» WHAT YOU HAVE TO DO: Please reproduce every one of the items below, line for line, with nothing changed.

(Records contained in a dataset)

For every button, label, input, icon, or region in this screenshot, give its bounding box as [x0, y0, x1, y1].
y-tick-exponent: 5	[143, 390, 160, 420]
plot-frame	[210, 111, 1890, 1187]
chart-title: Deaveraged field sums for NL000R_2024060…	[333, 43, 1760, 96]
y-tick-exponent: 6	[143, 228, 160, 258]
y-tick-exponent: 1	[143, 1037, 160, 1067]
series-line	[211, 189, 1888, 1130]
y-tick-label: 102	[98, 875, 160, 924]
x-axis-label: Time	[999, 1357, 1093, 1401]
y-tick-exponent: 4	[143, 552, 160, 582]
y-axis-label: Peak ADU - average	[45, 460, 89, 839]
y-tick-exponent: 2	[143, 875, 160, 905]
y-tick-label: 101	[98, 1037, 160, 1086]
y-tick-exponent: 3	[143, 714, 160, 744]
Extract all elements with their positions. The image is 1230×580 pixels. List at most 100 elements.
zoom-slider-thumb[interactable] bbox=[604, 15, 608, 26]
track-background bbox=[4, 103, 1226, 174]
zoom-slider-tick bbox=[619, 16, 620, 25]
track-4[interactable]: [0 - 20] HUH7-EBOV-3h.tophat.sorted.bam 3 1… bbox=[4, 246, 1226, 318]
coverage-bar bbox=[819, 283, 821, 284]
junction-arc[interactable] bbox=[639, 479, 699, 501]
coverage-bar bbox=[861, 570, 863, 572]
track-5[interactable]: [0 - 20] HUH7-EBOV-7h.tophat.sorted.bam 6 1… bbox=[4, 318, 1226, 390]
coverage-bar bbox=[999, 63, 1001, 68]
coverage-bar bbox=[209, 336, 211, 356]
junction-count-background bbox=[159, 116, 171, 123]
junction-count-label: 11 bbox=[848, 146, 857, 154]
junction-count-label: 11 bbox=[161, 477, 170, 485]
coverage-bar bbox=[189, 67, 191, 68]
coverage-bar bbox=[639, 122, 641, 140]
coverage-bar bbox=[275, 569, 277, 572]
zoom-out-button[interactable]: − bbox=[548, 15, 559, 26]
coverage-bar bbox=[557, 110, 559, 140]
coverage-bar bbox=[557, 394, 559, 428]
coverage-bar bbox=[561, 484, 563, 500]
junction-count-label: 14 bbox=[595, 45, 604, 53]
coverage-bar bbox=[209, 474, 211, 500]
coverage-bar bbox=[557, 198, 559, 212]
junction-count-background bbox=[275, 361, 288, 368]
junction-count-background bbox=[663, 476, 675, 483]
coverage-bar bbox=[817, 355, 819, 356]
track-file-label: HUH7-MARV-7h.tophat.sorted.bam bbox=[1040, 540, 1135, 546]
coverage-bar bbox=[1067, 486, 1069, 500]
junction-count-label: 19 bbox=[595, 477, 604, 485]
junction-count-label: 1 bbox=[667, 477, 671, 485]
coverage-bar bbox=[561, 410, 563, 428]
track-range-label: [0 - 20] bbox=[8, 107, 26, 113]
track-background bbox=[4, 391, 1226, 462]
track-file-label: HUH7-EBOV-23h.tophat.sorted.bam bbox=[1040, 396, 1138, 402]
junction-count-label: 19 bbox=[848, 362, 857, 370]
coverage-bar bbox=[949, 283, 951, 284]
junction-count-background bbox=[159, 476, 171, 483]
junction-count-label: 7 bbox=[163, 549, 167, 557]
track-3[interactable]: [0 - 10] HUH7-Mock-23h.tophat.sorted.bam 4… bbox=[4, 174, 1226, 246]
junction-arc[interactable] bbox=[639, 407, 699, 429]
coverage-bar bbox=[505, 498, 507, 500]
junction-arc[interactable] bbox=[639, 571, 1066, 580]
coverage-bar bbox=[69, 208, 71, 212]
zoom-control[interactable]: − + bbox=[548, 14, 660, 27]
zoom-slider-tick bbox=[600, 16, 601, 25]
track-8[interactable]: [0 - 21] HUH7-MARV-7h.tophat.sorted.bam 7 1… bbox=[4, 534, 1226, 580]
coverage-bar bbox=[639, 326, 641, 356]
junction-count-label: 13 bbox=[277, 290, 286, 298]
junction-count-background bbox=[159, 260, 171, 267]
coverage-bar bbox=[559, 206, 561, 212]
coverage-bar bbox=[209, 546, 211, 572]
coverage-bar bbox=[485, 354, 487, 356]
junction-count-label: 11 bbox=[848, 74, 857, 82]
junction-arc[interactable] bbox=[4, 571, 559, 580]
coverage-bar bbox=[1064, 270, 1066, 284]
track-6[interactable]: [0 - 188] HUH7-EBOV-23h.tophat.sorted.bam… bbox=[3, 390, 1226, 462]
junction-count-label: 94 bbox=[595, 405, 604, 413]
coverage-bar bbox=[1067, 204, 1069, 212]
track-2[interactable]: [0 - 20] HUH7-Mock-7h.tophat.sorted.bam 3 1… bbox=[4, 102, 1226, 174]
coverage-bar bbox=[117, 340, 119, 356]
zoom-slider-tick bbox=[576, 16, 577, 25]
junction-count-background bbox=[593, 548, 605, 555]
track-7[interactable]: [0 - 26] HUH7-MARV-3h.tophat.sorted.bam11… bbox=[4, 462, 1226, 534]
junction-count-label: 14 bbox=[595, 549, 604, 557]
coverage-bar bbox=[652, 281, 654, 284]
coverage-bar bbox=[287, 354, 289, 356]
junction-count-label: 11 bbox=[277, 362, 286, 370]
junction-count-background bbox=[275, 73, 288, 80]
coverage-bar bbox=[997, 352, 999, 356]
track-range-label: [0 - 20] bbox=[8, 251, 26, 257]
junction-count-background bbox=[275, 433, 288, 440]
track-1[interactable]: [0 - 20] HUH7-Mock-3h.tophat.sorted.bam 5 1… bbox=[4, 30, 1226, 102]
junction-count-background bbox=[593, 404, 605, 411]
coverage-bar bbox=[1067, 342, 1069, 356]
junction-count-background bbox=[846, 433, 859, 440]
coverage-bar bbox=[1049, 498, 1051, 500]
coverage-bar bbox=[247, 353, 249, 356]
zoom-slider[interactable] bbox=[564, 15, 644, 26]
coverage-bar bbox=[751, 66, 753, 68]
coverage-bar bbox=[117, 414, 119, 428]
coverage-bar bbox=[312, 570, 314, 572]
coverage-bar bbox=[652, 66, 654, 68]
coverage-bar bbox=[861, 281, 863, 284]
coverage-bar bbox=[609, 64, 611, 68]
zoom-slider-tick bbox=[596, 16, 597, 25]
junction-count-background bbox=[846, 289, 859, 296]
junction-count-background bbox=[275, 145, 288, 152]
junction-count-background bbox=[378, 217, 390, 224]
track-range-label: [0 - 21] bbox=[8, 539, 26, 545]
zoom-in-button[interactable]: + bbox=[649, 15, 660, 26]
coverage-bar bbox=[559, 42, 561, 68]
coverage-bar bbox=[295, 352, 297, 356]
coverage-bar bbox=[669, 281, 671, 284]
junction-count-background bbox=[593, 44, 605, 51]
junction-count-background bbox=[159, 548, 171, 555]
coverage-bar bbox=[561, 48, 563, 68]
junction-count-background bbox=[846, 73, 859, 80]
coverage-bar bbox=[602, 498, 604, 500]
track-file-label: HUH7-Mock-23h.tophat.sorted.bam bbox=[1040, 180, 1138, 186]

» THE COMPLETED TASK:
For every button, label, input, icon, or region in this screenshot, give its bounding box as [x0, y0, x1, y1].
y-tick-exponent: 5	[143, 390, 160, 420]
plot-frame	[210, 111, 1890, 1187]
chart-title: Deaveraged field sums for NL000R_2024060…	[333, 43, 1760, 96]
y-tick-exponent: 6	[143, 228, 160, 258]
y-tick-exponent: 1	[143, 1037, 160, 1067]
series-line	[211, 189, 1888, 1130]
y-tick-label: 102	[98, 875, 160, 924]
x-axis-label: Time	[999, 1357, 1093, 1401]
y-tick-exponent: 4	[143, 552, 160, 582]
y-axis-label: Peak ADU - average	[45, 460, 89, 839]
y-tick-exponent: 2	[143, 875, 160, 905]
y-tick-label: 101	[98, 1037, 160, 1086]
y-tick-exponent: 3	[143, 714, 160, 744]
Extract all elements with their positions. The image is 1230×580 pixels. List at most 100 elements.
zoom-slider-thumb[interactable] bbox=[604, 15, 608, 26]
track-background bbox=[4, 103, 1226, 174]
zoom-slider-tick bbox=[619, 16, 620, 25]
track-4[interactable]: [0 - 20] HUH7-EBOV-3h.tophat.sorted.bam 3 1… bbox=[4, 246, 1226, 318]
coverage-bar bbox=[819, 283, 821, 284]
junction-arc[interactable] bbox=[639, 479, 699, 501]
coverage-bar bbox=[861, 570, 863, 572]
track-5[interactable]: [0 - 20] HUH7-EBOV-7h.tophat.sorted.bam 6 1… bbox=[4, 318, 1226, 390]
coverage-bar bbox=[999, 63, 1001, 68]
coverage-bar bbox=[209, 336, 211, 356]
junction-count-background bbox=[159, 116, 171, 123]
junction-count-label: 11 bbox=[848, 146, 857, 154]
junction-count-label: 11 bbox=[161, 477, 170, 485]
coverage-bar bbox=[189, 67, 191, 68]
coverage-bar bbox=[639, 122, 641, 140]
coverage-bar bbox=[275, 569, 277, 572]
zoom-out-button[interactable]: − bbox=[548, 15, 559, 26]
coverage-bar bbox=[557, 110, 559, 140]
coverage-bar bbox=[557, 394, 559, 428]
coverage-bar bbox=[561, 484, 563, 500]
junction-count-label: 14 bbox=[595, 45, 604, 53]
coverage-bar bbox=[209, 474, 211, 500]
coverage-bar bbox=[557, 198, 559, 212]
junction-count-background bbox=[275, 361, 288, 368]
junction-count-background bbox=[663, 476, 675, 483]
coverage-bar bbox=[817, 355, 819, 356]
track-file-label: HUH7-MARV-7h.tophat.sorted.bam bbox=[1040, 540, 1135, 546]
coverage-bar bbox=[1067, 486, 1069, 500]
junction-count-label: 19 bbox=[595, 477, 604, 485]
junction-count-label: 1 bbox=[667, 477, 671, 485]
coverage-bar bbox=[561, 410, 563, 428]
track-range-label: [0 - 20] bbox=[8, 107, 26, 113]
track-background bbox=[4, 391, 1226, 462]
track-file-label: HUH7-EBOV-23h.tophat.sorted.bam bbox=[1040, 396, 1138, 402]
junction-count-label: 19 bbox=[848, 362, 857, 370]
coverage-bar bbox=[949, 283, 951, 284]
junction-count-background bbox=[159, 476, 171, 483]
junction-count-label: 7 bbox=[163, 549, 167, 557]
track-3[interactable]: [0 - 10] HUH7-Mock-23h.tophat.sorted.bam 4… bbox=[4, 174, 1226, 246]
junction-arc[interactable] bbox=[639, 407, 699, 429]
coverage-bar bbox=[505, 498, 507, 500]
junction-arc[interactable] bbox=[639, 571, 1066, 580]
coverage-bar bbox=[69, 208, 71, 212]
zoom-control[interactable]: − + bbox=[548, 14, 660, 27]
zoom-slider-tick bbox=[600, 16, 601, 25]
track-8[interactable]: [0 - 21] HUH7-MARV-7h.tophat.sorted.bam 7 1… bbox=[4, 534, 1226, 580]
coverage-bar bbox=[639, 326, 641, 356]
junction-count-label: 13 bbox=[277, 290, 286, 298]
junction-count-background bbox=[159, 260, 171, 267]
coverage-bar bbox=[559, 206, 561, 212]
coverage-bar bbox=[209, 546, 211, 572]
coverage-bar bbox=[485, 354, 487, 356]
junction-count-label: 11 bbox=[848, 74, 857, 82]
junction-arc[interactable] bbox=[4, 571, 559, 580]
coverage-bar bbox=[1064, 270, 1066, 284]
track-6[interactable]: [0 - 188] HUH7-EBOV-23h.tophat.sorted.bam… bbox=[3, 390, 1226, 462]
junction-count-label: 94 bbox=[595, 405, 604, 413]
coverage-bar bbox=[1067, 204, 1069, 212]
track-2[interactable]: [0 - 20] HUH7-Mock-7h.tophat.sorted.bam 3 1… bbox=[4, 102, 1226, 174]
coverage-bar bbox=[117, 340, 119, 356]
zoom-slider-tick bbox=[576, 16, 577, 25]
junction-count-background bbox=[593, 548, 605, 555]
track-7[interactable]: [0 - 26] HUH7-MARV-3h.tophat.sorted.bam11… bbox=[4, 462, 1226, 534]
junction-count-label: 14 bbox=[595, 549, 604, 557]
coverage-bar bbox=[652, 281, 654, 284]
coverage-bar bbox=[287, 354, 289, 356]
junction-count-label: 11 bbox=[277, 362, 286, 370]
junction-count-background bbox=[275, 73, 288, 80]
coverage-bar bbox=[997, 352, 999, 356]
track-range-label: [0 - 20] bbox=[8, 251, 26, 257]
junction-count-background bbox=[275, 433, 288, 440]
track-1[interactable]: [0 - 20] HUH7-Mock-3h.tophat.sorted.bam 5 1… bbox=[4, 30, 1226, 102]
junction-count-background bbox=[593, 404, 605, 411]
coverage-bar bbox=[1067, 342, 1069, 356]
junction-count-background bbox=[846, 433, 859, 440]
coverage-bar bbox=[1049, 498, 1051, 500]
coverage-bar bbox=[247, 353, 249, 356]
zoom-slider[interactable] bbox=[564, 15, 644, 26]
coverage-bar bbox=[751, 66, 753, 68]
coverage-bar bbox=[117, 414, 119, 428]
coverage-bar bbox=[312, 570, 314, 572]
coverage-bar bbox=[652, 66, 654, 68]
coverage-bar bbox=[861, 281, 863, 284]
coverage-bar bbox=[609, 64, 611, 68]
zoom-slider-tick bbox=[596, 16, 597, 25]
junction-count-background bbox=[846, 289, 859, 296]
junction-count-background bbox=[275, 145, 288, 152]
junction-count-background bbox=[378, 217, 390, 224]
track-range-label: [0 - 21] bbox=[8, 539, 26, 545]
zoom-in-button[interactable]: + bbox=[649, 15, 660, 26]
coverage-bar bbox=[559, 42, 561, 68]
coverage-bar bbox=[295, 352, 297, 356]
coverage-bar bbox=[669, 281, 671, 284]
junction-count-background bbox=[593, 44, 605, 51]
junction-count-background bbox=[159, 548, 171, 555]
coverage-bar bbox=[561, 48, 563, 68]
junction-count-background bbox=[846, 73, 859, 80]
coverage-bar bbox=[602, 498, 604, 500]
track-file-label: HUH7-Mock-23h.tophat.sorted.bam bbox=[1040, 180, 1138, 186]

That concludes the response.